— START —
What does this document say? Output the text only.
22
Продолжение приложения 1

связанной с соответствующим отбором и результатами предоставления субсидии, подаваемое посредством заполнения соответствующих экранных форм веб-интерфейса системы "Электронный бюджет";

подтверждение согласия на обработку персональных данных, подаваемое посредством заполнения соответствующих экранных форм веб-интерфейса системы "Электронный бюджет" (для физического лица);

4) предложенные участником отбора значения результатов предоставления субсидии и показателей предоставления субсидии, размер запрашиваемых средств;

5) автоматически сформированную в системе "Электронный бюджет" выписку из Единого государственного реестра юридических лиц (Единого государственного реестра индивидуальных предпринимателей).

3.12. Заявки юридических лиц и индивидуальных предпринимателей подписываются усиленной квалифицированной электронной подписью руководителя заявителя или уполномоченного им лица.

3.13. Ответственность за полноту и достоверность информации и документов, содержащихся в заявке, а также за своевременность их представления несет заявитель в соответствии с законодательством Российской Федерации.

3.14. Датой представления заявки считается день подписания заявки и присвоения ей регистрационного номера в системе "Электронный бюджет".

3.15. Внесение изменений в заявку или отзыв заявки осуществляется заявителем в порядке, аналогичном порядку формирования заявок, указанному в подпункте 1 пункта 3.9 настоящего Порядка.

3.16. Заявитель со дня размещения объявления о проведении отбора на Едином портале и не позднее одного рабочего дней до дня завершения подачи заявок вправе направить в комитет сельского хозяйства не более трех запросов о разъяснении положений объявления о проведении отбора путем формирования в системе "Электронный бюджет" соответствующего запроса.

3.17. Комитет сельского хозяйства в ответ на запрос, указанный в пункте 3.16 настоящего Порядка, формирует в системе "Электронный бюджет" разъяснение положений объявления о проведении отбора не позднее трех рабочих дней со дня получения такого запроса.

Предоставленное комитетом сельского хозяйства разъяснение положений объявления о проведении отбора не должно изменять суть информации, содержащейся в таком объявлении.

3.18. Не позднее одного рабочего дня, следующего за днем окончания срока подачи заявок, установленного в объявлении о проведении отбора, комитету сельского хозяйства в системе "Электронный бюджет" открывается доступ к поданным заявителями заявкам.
— END —
* _Requirements_: Go through the listing above and restate it word for word.

* _Output below_:
What does this document say? Output the text only.
22
Продолжение приложения 1

связанной с соответствующим отбором и результатами предоставления субсидии, подаваемое посредством заполнения соответствующих экранных форм веб-интерфейса системы "Электронный бюджет";

подтверждение согласия на обработку персональных данных, подаваемое посредством заполнения соответствующих экранных форм веб-интерфейса системы "Электронный бюджет" (для физического лица);

4) предложенные участником отбора значения результатов предоставления субсидии и показателей предоставления субсидии, размер запрашиваемых средств;

5) автоматически сформированную в системе "Электронный бюджет" выписку из Единого государственного реестра юридических лиц (Единого государственного реестра индивидуальных предпринимателей).

3.12. Заявки юридических лиц и индивидуальных предпринимателей подписываются усиленной квалифицированной электронной подписью руководителя заявителя или уполномоченного им лица.

3.13. Ответственность за полноту и достоверность информации и документов, содержащихся в заявке, а также за своевременность их представления несет заявитель в соответствии с законодательством Российской Федерации.

3.14. Датой представления заявки считается день подписания заявки и присвоения ей регистрационного номера в системе "Электронный бюджет".

3.15. Внесение изменений в заявку или отзыв заявки осуществляется заявителем в порядке, аналогичном порядку формирования заявок, указанному в подпункте 1 пункта 3.9 настоящего Порядка.

3.16. Заявитель со дня размещения объявления о проведении отбора на Едином портале и не позднее одного рабочего дней до дня завершения подачи заявок вправе направить в комитет сельского хозяйства не более трех запросов о разъяснении положений объявления о проведении отбора путем формирования в системе "Электронный бюджет" соответствующего запроса.

3.17. Комитет сельского хозяйства в ответ на запрос, указанный в пункте 3.16 настоящего Порядка, формирует в системе "Электронный бюджет" разъяснение положений объявления о проведении отбора не позднее трех рабочих дней со дня получения такого запроса.

Предоставленное комитетом сельского хозяйства разъяснение положений объявления о проведении отбора не должно изменять суть информации, содержащейся в таком объявлении.

3.18. Не позднее одного рабочего дня, следующего за днем окончания срока подачи заявок, установленного в объявлении о проведении отбора, комитету сельского хозяйства в системе "Электронный бюджет" открывается доступ к поданным заявителями заявкам.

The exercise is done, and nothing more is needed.